Dataset ::
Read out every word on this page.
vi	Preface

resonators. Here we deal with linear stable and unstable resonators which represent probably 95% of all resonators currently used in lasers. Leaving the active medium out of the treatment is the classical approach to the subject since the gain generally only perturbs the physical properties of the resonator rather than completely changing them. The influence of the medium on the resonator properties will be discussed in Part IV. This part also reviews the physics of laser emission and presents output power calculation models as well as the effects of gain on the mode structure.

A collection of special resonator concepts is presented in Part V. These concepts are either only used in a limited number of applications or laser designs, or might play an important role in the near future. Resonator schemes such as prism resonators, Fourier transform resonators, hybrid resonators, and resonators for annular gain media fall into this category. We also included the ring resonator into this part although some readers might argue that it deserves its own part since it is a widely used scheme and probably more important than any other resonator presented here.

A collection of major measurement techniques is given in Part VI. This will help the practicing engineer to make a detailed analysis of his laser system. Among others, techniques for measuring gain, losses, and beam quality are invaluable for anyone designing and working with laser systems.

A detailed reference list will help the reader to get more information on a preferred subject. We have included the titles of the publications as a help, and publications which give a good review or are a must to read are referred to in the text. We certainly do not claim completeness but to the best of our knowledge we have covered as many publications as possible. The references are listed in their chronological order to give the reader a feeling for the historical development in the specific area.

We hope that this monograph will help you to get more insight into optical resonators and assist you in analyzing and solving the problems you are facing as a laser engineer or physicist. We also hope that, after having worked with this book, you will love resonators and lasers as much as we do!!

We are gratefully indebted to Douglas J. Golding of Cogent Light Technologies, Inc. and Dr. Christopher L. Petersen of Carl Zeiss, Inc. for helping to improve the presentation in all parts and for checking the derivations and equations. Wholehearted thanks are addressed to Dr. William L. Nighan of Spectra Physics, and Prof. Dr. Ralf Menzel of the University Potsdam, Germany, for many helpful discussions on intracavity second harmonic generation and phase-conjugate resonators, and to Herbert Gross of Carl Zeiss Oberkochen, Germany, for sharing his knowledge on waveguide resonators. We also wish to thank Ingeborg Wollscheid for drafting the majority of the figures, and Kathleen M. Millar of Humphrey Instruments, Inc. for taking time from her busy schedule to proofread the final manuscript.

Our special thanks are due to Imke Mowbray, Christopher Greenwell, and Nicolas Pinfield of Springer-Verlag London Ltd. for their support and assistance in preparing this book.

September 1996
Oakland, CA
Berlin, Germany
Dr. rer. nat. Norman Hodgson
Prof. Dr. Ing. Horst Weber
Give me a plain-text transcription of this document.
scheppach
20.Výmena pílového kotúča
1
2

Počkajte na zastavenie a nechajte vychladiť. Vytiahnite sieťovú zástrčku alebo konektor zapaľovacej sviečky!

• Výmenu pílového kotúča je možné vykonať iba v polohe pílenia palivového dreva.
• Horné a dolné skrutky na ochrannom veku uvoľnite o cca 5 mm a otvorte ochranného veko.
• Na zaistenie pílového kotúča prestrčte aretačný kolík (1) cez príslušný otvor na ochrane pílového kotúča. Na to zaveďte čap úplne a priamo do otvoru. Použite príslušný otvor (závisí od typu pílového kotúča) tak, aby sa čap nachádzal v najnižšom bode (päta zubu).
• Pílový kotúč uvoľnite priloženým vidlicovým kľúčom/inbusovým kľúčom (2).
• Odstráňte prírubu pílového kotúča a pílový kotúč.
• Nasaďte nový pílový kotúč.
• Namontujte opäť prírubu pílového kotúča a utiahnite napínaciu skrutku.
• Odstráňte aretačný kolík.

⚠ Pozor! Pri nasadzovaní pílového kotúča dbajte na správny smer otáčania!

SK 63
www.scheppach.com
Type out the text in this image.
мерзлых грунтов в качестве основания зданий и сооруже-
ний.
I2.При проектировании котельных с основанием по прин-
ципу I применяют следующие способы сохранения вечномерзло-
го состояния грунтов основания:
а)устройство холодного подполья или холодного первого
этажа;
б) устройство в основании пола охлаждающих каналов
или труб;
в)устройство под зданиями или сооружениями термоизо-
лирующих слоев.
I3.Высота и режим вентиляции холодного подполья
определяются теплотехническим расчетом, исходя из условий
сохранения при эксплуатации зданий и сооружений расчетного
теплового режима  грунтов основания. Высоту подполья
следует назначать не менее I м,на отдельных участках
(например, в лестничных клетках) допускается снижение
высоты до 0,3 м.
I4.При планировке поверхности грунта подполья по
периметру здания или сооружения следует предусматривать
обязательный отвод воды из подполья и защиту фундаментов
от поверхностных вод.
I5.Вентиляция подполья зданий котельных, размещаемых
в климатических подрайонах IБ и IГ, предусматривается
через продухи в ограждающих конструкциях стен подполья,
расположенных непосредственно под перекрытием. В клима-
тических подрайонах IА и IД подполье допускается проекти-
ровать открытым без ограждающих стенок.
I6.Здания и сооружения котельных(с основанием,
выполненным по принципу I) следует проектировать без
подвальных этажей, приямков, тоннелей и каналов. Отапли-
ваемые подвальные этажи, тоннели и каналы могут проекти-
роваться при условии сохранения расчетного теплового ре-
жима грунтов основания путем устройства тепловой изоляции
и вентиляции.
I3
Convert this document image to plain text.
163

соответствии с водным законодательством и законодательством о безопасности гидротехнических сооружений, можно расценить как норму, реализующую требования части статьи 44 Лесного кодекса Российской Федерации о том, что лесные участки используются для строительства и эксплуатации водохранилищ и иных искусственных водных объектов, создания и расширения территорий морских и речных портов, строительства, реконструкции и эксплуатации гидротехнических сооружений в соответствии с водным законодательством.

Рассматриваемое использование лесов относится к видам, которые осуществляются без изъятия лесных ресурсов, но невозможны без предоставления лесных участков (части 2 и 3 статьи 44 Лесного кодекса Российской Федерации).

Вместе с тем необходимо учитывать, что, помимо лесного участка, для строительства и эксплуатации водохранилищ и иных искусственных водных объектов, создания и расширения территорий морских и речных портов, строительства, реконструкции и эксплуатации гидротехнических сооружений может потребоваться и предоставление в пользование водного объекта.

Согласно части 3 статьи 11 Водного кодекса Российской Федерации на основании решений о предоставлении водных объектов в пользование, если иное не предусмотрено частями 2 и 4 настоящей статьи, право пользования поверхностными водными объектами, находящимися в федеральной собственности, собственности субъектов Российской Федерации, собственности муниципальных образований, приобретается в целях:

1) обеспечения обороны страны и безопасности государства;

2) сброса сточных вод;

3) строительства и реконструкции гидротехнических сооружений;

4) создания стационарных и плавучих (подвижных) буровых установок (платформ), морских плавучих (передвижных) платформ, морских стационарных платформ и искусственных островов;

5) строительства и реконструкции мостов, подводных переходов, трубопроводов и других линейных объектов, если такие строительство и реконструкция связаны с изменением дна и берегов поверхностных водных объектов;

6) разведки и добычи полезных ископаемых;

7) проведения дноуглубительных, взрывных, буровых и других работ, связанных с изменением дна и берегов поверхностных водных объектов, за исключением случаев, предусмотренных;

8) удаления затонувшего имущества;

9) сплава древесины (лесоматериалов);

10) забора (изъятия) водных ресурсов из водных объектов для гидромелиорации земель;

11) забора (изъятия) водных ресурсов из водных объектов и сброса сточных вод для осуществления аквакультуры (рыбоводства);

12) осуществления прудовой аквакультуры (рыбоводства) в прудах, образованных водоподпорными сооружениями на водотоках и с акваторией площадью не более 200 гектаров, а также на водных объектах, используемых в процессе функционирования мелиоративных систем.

Given exercise ::
Repeat the material above in full, exactly as it stands.

Problem solution ::
Read out every word on this page.
vi	Preface

resonators. Here we deal with linear stable and unstable resonators which represent probably 95% of all resonators currently used in lasers. Leaving the active medium out of the treatment is the classical approach to the subject since the gain generally only perturbs the physical properties of the resonator rather than completely changing them. The influence of the medium on the resonator properties will be discussed in Part IV. This part also reviews the physics of laser emission and presents output power calculation models as well as the effects of gain on the mode structure.

A collection of special resonator concepts is presented in Part V. These concepts are either only used in a limited number of applications or laser designs, or might play an important role in the near future. Resonator schemes such as prism resonators, Fourier transform resonators, hybrid resonators, and resonators for annular gain media fall into this category. We also included the ring resonator into this part although some readers might argue that it deserves its own part since it is a widely used scheme and probably more important than any other resonator presented here.

A collection of major measurement techniques is given in Part VI. This will help the practicing engineer to make a detailed analysis of his laser system. Among others, techniques for measuring gain, losses, and beam quality are invaluable for anyone designing and working with laser systems.

A detailed reference list will help the reader to get more information on a preferred subject. We have included the titles of the publications as a help, and publications which give a good review or are a must to read are referred to in the text. We certainly do not claim completeness but to the best of our knowledge we have covered as many publications as possible. The references are listed in their chronological order to give the reader a feeling for the historical development in the specific area.

We hope that this monograph will help you to get more insight into optical resonators and assist you in analyzing and solving the problems you are facing as a laser engineer or physicist. We also hope that, after having worked with this book, you will love resonators and lasers as much as we do!!

We are gratefully indebted to Douglas J. Golding of Cogent Light Technologies, Inc. and Dr. Christopher L. Petersen of Carl Zeiss, Inc. for helping to improve the presentation in all parts and for checking the derivations and equations. Wholehearted thanks are addressed to Dr. William L. Nighan of Spectra Physics, and Prof. Dr. Ralf Menzel of the University Potsdam, Germany, for many helpful discussions on intracavity second harmonic generation and phase-conjugate resonators, and to Herbert Gross of Carl Zeiss Oberkochen, Germany, for sharing his knowledge on waveguide resonators. We also wish to thank Ingeborg Wollscheid for drafting the majority of the figures, and Kathleen M. Millar of Humphrey Instruments, Inc. for taking time from her busy schedule to proofread the final manuscript.

Our special thanks are due to Imke Mowbray, Christopher Greenwell, and Nicolas Pinfield of Springer-Verlag London Ltd. for their support and assistance in preparing this book.

September 1996
Oakland, CA
Berlin, Germany
Dr. rer. nat. Norman Hodgson
Prof. Dr. Ing. Horst Weber
Give me a plain-text transcription of this document.
scheppach
20.Výmena pílového kotúča
1
2

Počkajte na zastavenie a nechajte vychladiť. Vytiahnite sieťovú zástrčku alebo konektor zapaľovacej sviečky!

• Výmenu pílového kotúča je možné vykonať iba v polohe pílenia palivového dreva.
• Horné a dolné skrutky na ochrannom veku uvoľnite o cca 5 mm a otvorte ochranného veko.
• Na zaistenie pílového kotúča prestrčte aretačný kolík (1) cez príslušný otvor na ochrane pílového kotúča. Na to zaveďte čap úplne a priamo do otvoru. Použite príslušný otvor (závisí od typu pílového kotúča) tak, aby sa čap nachádzal v najnižšom bode (päta zubu).
• Pílový kotúč uvoľnite priloženým vidlicovým kľúčom/inbusovým kľúčom (2).
• Odstráňte prírubu pílového kotúča a pílový kotúč.
• Nasaďte nový pílový kotúč.
• Namontujte opäť prírubu pílového kotúča a utiahnite napínaciu skrutku.
• Odstráňte aretačný kolík.

⚠ Pozor! Pri nasadzovaní pílového kotúča dbajte na správny smer otáčania!

SK 63
www.scheppach.com
Type out the text in this image.
мерзлых грунтов в качестве основания зданий и сооруже-
ний.
I2.При проектировании котельных с основанием по прин-
ципу I применяют следующие способы сохранения вечномерзло-
го состояния грунтов основания:
а)устройство холодного подполья или холодного первого
этажа;
б) устройство в основании пола охлаждающих каналов
или труб;
в)устройство под зданиями или сооружениями термоизо-
лирующих слоев.
I3.Высота и режим вентиляции холодного подполья
определяются теплотехническим расчетом, исходя из условий
сохранения при эксплуатации зданий и сооружений расчетного
теплового режима  грунтов основания. Высоту подполья
следует назначать не менее I м,на отдельных участках
(например, в лестничных клетках) допускается снижение
высоты до 0,3 м.
I4.При планировке поверхности грунта подполья по
периметру здания или сооружения следует предусматривать
обязательный отвод воды из подполья и защиту фундаментов
от поверхностных вод.
I5.Вентиляция подполья зданий котельных, размещаемых
в климатических подрайонах IБ и IГ, предусматривается
через продухи в ограждающих конструкциях стен подполья,
расположенных непосредственно под перекрытием. В клима-
тических подрайонах IА и IД подполье допускается проекти-
ровать открытым без ограждающих стенок.
I6.Здания и сооружения котельных(с основанием,
выполненным по принципу I) следует проектировать без
подвальных этажей, приямков, тоннелей и каналов. Отапли-
ваемые подвальные этажи, тоннели и каналы могут проекти-
роваться при условии сохранения расчетного теплового ре-
жима грунтов основания путем устройства тепловой изоляции
и вентиляции.
I3
Convert this document image to plain text.
163

соответствии с водным законодательством и законодательством о безопасности гидротехнических сооружений, можно расценить как норму, реализующую требования части статьи 44 Лесного кодекса Российской Федерации о том, что лесные участки используются для строительства и эксплуатации водохранилищ и иных искусственных водных объектов, создания и расширения территорий морских и речных портов, строительства, реконструкции и эксплуатации гидротехнических сооружений в соответствии с водным законодательством.

Рассматриваемое использование лесов относится к видам, которые осуществляются без изъятия лесных ресурсов, но невозможны без предоставления лесных участков (части 2 и 3 статьи 44 Лесного кодекса Российской Федерации).

Вместе с тем необходимо учитывать, что, помимо лесного участка, для строительства и эксплуатации водохранилищ и иных искусственных водных объектов, создания и расширения территорий морских и речных портов, строительства, реконструкции и эксплуатации гидротехнических сооружений может потребоваться и предоставление в пользование водного объекта.

Согласно части 3 статьи 11 Водного кодекса Российской Федерации на основании решений о предоставлении водных объектов в пользование, если иное не предусмотрено частями 2 и 4 настоящей статьи, право пользования поверхностными водными объектами, находящимися в федеральной собственности, собственности субъектов Российской Федерации, собственности муниципальных образований, приобретается в целях:

1) обеспечения обороны страны и безопасности государства;

2) сброса сточных вод;

3) строительства и реконструкции гидротехнических сооружений;

4) создания стационарных и плавучих (подвижных) буровых установок (платформ), морских плавучих (передвижных) платформ, морских стационарных платформ и искусственных островов;

5) строительства и реконструкции мостов, подводных переходов, трубопроводов и других линейных объектов, если такие строительство и реконструкция связаны с изменением дна и берегов поверхностных водных объектов;

6) разведки и добычи полезных ископаемых;

7) проведения дноуглубительных, взрывных, буровых и других работ, связанных с изменением дна и берегов поверхностных водных объектов, за исключением случаев, предусмотренных;

8) удаления затонувшего имущества;

9) сплава древесины (лесоматериалов);

10) забора (изъятия) водных ресурсов из водных объектов для гидромелиорации земель;

11) забора (изъятия) водных ресурсов из водных объектов и сброса сточных вод для осуществления аквакультуры (рыбоводства);

12) осуществления прудовой аквакультуры (рыбоводства) в прудах, образованных водоподпорными сооружениями на водотоках и с акваторией площадью не более 200 гектаров, а также на водных объектах, используемых в процессе функционирования мелиоративных систем.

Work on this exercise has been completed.